__AIM OF THE TASK__. Images are excluded; otherwise, output every record exactly.

Extracts from a graphics dataset:
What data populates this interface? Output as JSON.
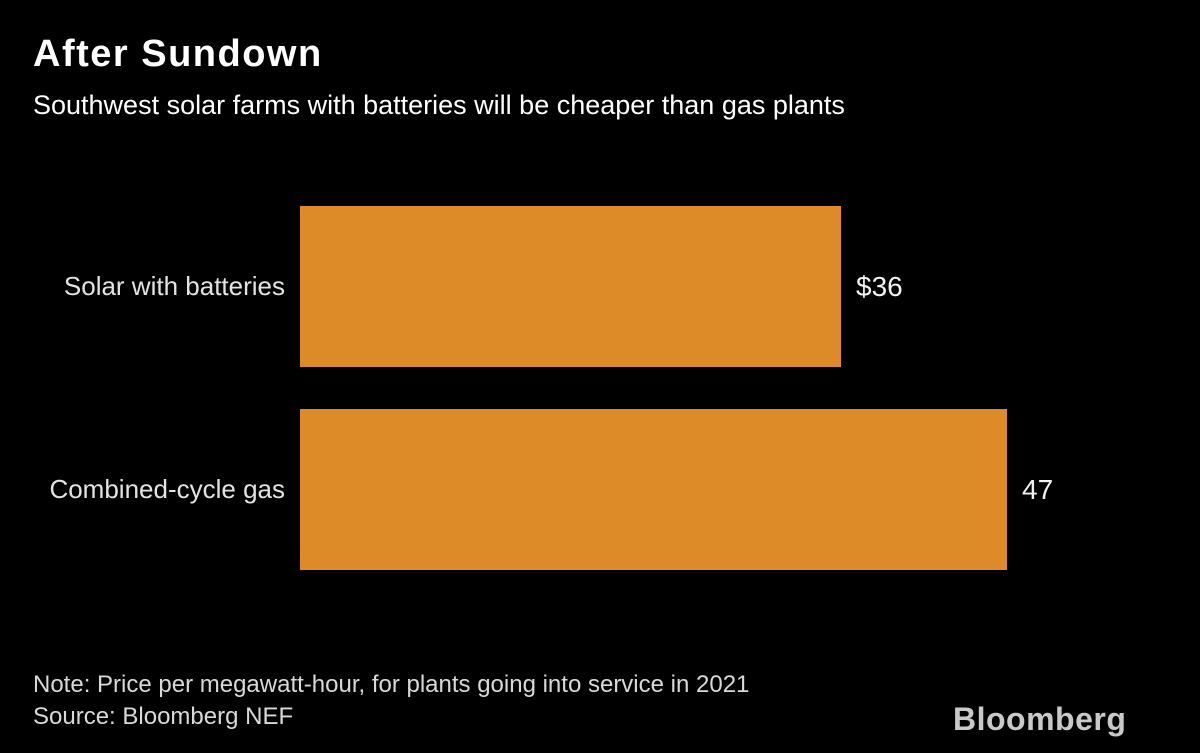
{
  "colors": {
    "background": "#000000",
    "bar": "#DC8B28",
    "title": "#FFFFFF",
    "subtitle": "#FFFFFF",
    "category_label": "#E3E3E3",
    "value_label": "#F2F2F2",
    "note": "#D9D9D9",
    "logo": "#C9C9C9"
  },
  "header": {
    "title": "After Sundown",
    "subtitle": "Southwest solar farms with batteries will be cheaper than gas plants"
  },
  "chart_data": {
    "type": "bar",
    "orientation": "horizontal",
    "title": "After Sundown",
    "subtitle": "Southwest solar farms with batteries will be cheaper than gas plants",
    "categories": [
      "Solar with batteries",
      "Combined-cycle gas"
    ],
    "values": [
      36,
      47
    ],
    "value_labels": [
      "$36",
      "47"
    ],
    "xlim": [
      0,
      48
    ],
    "bar_color": "#DC8B28",
    "grid": false,
    "axes_hidden": true,
    "note": "Note: Price per megawatt-hour, for plants going into service in 2021",
    "source": "Source: Bloomberg NEF"
  },
  "footer": {
    "note": "Note: Price per megawatt-hour, for plants going into service in 2021",
    "source": "Source: Bloomberg NEF",
    "logo": "Bloomberg"
  }
}
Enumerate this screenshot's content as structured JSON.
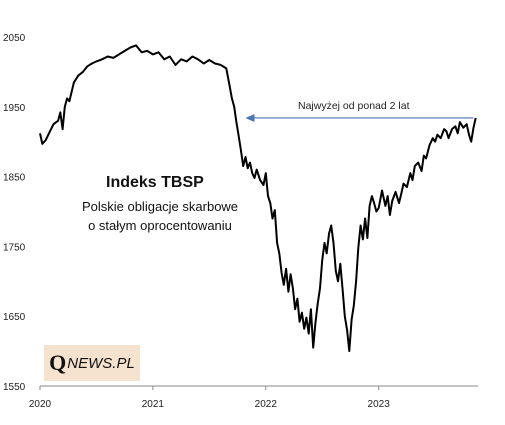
{
  "chart_data": {
    "type": "line",
    "title": "Indeks TBSP",
    "subtitle_lines": [
      "Polskie obligacje skarbowe",
      "o stałym oprocentowaniu"
    ],
    "annotation": "Najwyżej od ponad 2 lat",
    "xlabel": "",
    "ylabel": "",
    "xlim": [
      2020.0,
      2023.88
    ],
    "ylim": [
      1550,
      2060
    ],
    "xticks": [
      2020,
      2021,
      2022,
      2023
    ],
    "xtick_labels": [
      "2020",
      "2021",
      "2022",
      "2023"
    ],
    "yticks": [
      1550,
      1650,
      1750,
      1850,
      1950,
      2050
    ],
    "ytick_labels": [
      "1550",
      "1650",
      "1750",
      "1850",
      "1950",
      "2050"
    ],
    "annotation_level": 1934,
    "grid": false,
    "line_color": "#000000",
    "series": [
      {
        "x": [
          2020.0,
          2020.02,
          2020.05,
          2020.08,
          2020.12,
          2020.16,
          2020.18,
          2020.2,
          2020.22,
          2020.24,
          2020.26,
          2020.3,
          2020.34,
          2020.38,
          2020.42,
          2020.46,
          2020.5,
          2020.55,
          2020.6,
          2020.65,
          2020.7,
          2020.75,
          2020.8,
          2020.85,
          2020.9,
          2020.95,
          2021.0,
          2021.05,
          2021.1,
          2021.15,
          2021.2,
          2021.25,
          2021.3,
          2021.35,
          2021.4,
          2021.45,
          2021.5,
          2021.55,
          2021.6,
          2021.65,
          2021.68,
          2021.7,
          2021.72,
          2021.74,
          2021.76,
          2021.78,
          2021.8,
          2021.82,
          2021.84,
          2021.86,
          2021.88,
          2021.9,
          2021.92,
          2021.95,
          2021.98,
          2022.0,
          2022.02,
          2022.04,
          2022.06,
          2022.08,
          2022.1,
          2022.12,
          2022.14,
          2022.16,
          2022.18,
          2022.2,
          2022.22,
          2022.24,
          2022.26,
          2022.28,
          2022.3,
          2022.32,
          2022.34,
          2022.36,
          2022.38,
          2022.4,
          2022.42,
          2022.44,
          2022.46,
          2022.48,
          2022.5,
          2022.52,
          2022.54,
          2022.56,
          2022.58,
          2022.6,
          2022.62,
          2022.64,
          2022.66,
          2022.68,
          2022.7,
          2022.72,
          2022.74,
          2022.76,
          2022.78,
          2022.8,
          2022.82,
          2022.84,
          2022.86,
          2022.88,
          2022.9,
          2022.92,
          2022.94,
          2022.96,
          2022.98,
          2023.0,
          2023.03,
          2023.06,
          2023.08,
          2023.1,
          2023.12,
          2023.15,
          2023.18,
          2023.2,
          2023.22,
          2023.25,
          2023.28,
          2023.3,
          2023.32,
          2023.35,
          2023.38,
          2023.4,
          2023.42,
          2023.45,
          2023.48,
          2023.5,
          2023.52,
          2023.55,
          2023.58,
          2023.6,
          2023.62,
          2023.65,
          2023.68,
          2023.7,
          2023.72,
          2023.75,
          2023.78,
          2023.8,
          2023.82,
          2023.84,
          2023.86
        ],
        "y": [
          1912,
          1897,
          1902,
          1912,
          1925,
          1930,
          1942,
          1918,
          1950,
          1962,
          1958,
          1985,
          1995,
          2000,
          2008,
          2012,
          2015,
          2018,
          2022,
          2020,
          2025,
          2030,
          2035,
          2038,
          2028,
          2030,
          2025,
          2028,
          2018,
          2022,
          2010,
          2018,
          2015,
          2022,
          2018,
          2012,
          2017,
          2012,
          2010,
          2005,
          1980,
          1962,
          1950,
          1928,
          1908,
          1888,
          1865,
          1878,
          1862,
          1870,
          1855,
          1848,
          1860,
          1845,
          1838,
          1855,
          1822,
          1812,
          1790,
          1802,
          1755,
          1740,
          1712,
          1695,
          1718,
          1685,
          1710,
          1690,
          1660,
          1675,
          1642,
          1655,
          1632,
          1648,
          1625,
          1660,
          1605,
          1640,
          1668,
          1690,
          1730,
          1755,
          1740,
          1768,
          1780,
          1755,
          1715,
          1700,
          1725,
          1690,
          1650,
          1630,
          1600,
          1645,
          1665,
          1700,
          1748,
          1780,
          1760,
          1790,
          1762,
          1808,
          1822,
          1812,
          1800,
          1805,
          1830,
          1808,
          1822,
          1795,
          1815,
          1828,
          1812,
          1825,
          1840,
          1835,
          1855,
          1845,
          1865,
          1870,
          1858,
          1880,
          1876,
          1895,
          1905,
          1900,
          1910,
          1905,
          1918,
          1915,
          1905,
          1918,
          1922,
          1912,
          1928,
          1920,
          1925,
          1910,
          1900,
          1920,
          1934
        ]
      }
    ]
  }
}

__SOLUTION TO THIS TASK__.
What data populates this interface? Output as JSON.
{
  "colors": {
    "background": "#000000",
    "bar": "#DC8B28",
    "title": "#FFFFFF",
    "subtitle": "#FFFFFF",
    "category_label": "#E3E3E3",
    "value_label": "#F2F2F2",
    "note": "#D9D9D9",
    "logo": "#C9C9C9"
  },
  "header": {
    "title": "After Sundown",
    "subtitle": "Southwest solar farms with batteries will be cheaper than gas plants"
  },
  "chart_data": {
    "type": "bar",
    "orientation": "horizontal",
    "title": "After Sundown",
    "subtitle": "Southwest solar farms with batteries will be cheaper than gas plants",
    "categories": [
      "Solar with batteries",
      "Combined-cycle gas"
    ],
    "values": [
      36,
      47
    ],
    "value_labels": [
      "$36",
      "47"
    ],
    "xlim": [
      0,
      48
    ],
    "bar_color": "#DC8B28",
    "grid": false,
    "axes_hidden": true,
    "note": "Note: Price per megawatt-hour, for plants going into service in 2021",
    "source": "Source: Bloomberg NEF"
  },
  "footer": {
    "note": "Note: Price per megawatt-hour, for plants going into service in 2021",
    "source": "Source: Bloomberg NEF",
    "logo": "Bloomberg"
  }
}
Enumerate this screenshot's content as structured JSON.
{
  "chart_data": {
    "type": "line",
    "title": "Indeks TBSP",
    "subtitle_lines": [
      "Polskie obligacje skarbowe",
      "o stałym oprocentowaniu"
    ],
    "annotation": "Najwyżej od ponad 2 lat",
    "xlabel": "",
    "ylabel": "",
    "xlim": [
      2020.0,
      2023.88
    ],
    "ylim": [
      1550,
      2060
    ],
    "xticks": [
      2020,
      2021,
      2022,
      2023
    ],
    "xtick_labels": [
      "2020",
      "2021",
      "2022",
      "2023"
    ],
    "yticks": [
      1550,
      1650,
      1750,
      1850,
      1950,
      2050
    ],
    "ytick_labels": [
      "1550",
      "1650",
      "1750",
      "1850",
      "1950",
      "2050"
    ],
    "annotation_level": 1934,
    "grid": false,
    "line_color": "#000000",
    "series": [
      {
        "x": [
          2020.0,
          2020.02,
          2020.05,
          2020.08,
          2020.12,
          2020.16,
          2020.18,
          2020.2,
          2020.22,
          2020.24,
          2020.26,
          2020.3,
          2020.34,
          2020.38,
          2020.42,
          2020.46,
          2020.5,
          2020.55,
          2020.6,
          2020.65,
          2020.7,
          2020.75,
          2020.8,
          2020.85,
          2020.9,
          2020.95,
          2021.0,
          2021.05,
          2021.1,
          2021.15,
          2021.2,
          2021.25,
          2021.3,
          2021.35,
          2021.4,
          2021.45,
          2021.5,
          2021.55,
          2021.6,
          2021.65,
          2021.68,
          2021.7,
          2021.72,
          2021.74,
          2021.76,
          2021.78,
          2021.8,
          2021.82,
          2021.84,
          2021.86,
          2021.88,
          2021.9,
          2021.92,
          2021.95,
          2021.98,
          2022.0,
          2022.02,
          2022.04,
          2022.06,
          2022.08,
          2022.1,
          2022.12,
          2022.14,
          2022.16,
          2022.18,
          2022.2,
          2022.22,
          2022.24,
          2022.26,
          2022.28,
          2022.3,
          2022.32,
          2022.34,
          2022.36,
          2022.38,
          2022.4,
          2022.42,
          2022.44,
          2022.46,
          2022.48,
          2022.5,
          2022.52,
          2022.54,
          2022.56,
          2022.58,
          2022.6,
          2022.62,
          2022.64,
          2022.66,
          2022.68,
          2022.7,
          2022.72,
          2022.74,
          2022.76,
          2022.78,
          2022.8,
          2022.82,
          2022.84,
          2022.86,
          2022.88,
          2022.9,
          2022.92,
          2022.94,
          2022.96,
          2022.98,
          2023.0,
          2023.03,
          2023.06,
          2023.08,
          2023.1,
          2023.12,
          2023.15,
          2023.18,
          2023.2,
          2023.22,
          2023.25,
          2023.28,
          2023.3,
          2023.32,
          2023.35,
          2023.38,
          2023.4,
          2023.42,
          2023.45,
          2023.48,
          2023.5,
          2023.52,
          2023.55,
          2023.58,
          2023.6,
          2023.62,
          2023.65,
          2023.68,
          2023.7,
          2023.72,
          2023.75,
          2023.78,
          2023.8,
          2023.82,
          2023.84,
          2023.86
        ],
        "y": [
          1912,
          1897,
          1902,
          1912,
          1925,
          1930,
          1942,
          1918,
          1950,
          1962,
          1958,
          1985,
          1995,
          2000,
          2008,
          2012,
          2015,
          2018,
          2022,
          2020,
          2025,
          2030,
          2035,
          2038,
          2028,
          2030,
          2025,
          2028,
          2018,
          2022,
          2010,
          2018,
          2015,
          2022,
          2018,
          2012,
          2017,
          2012,
          2010,
          2005,
          1980,
          1962,
          1950,
          1928,
          1908,
          1888,
          1865,
          1878,
          1862,
          1870,
          1855,
          1848,
          1860,
          1845,
          1838,
          1855,
          1822,
          1812,
          1790,
          1802,
          1755,
          1740,
          1712,
          1695,
          1718,
          1685,
          1710,
          1690,
          1660,
          1675,
          1642,
          1655,
          1632,
          1648,
          1625,
          1660,
          1605,
          1640,
          1668,
          1690,
          1730,
          1755,
          1740,
          1768,
          1780,
          1755,
          1715,
          1700,
          1725,
          1690,
          1650,
          1630,
          1600,
          1645,
          1665,
          1700,
          1748,
          1780,
          1760,
          1790,
          1762,
          1808,
          1822,
          1812,
          1800,
          1805,
          1830,
          1808,
          1822,
          1795,
          1815,
          1828,
          1812,
          1825,
          1840,
          1835,
          1855,
          1845,
          1865,
          1870,
          1858,
          1880,
          1876,
          1895,
          1905,
          1900,
          1910,
          1905,
          1918,
          1915,
          1905,
          1918,
          1922,
          1912,
          1928,
          1920,
          1925,
          1910,
          1900,
          1920,
          1934
        ]
      }
    ]
  }
}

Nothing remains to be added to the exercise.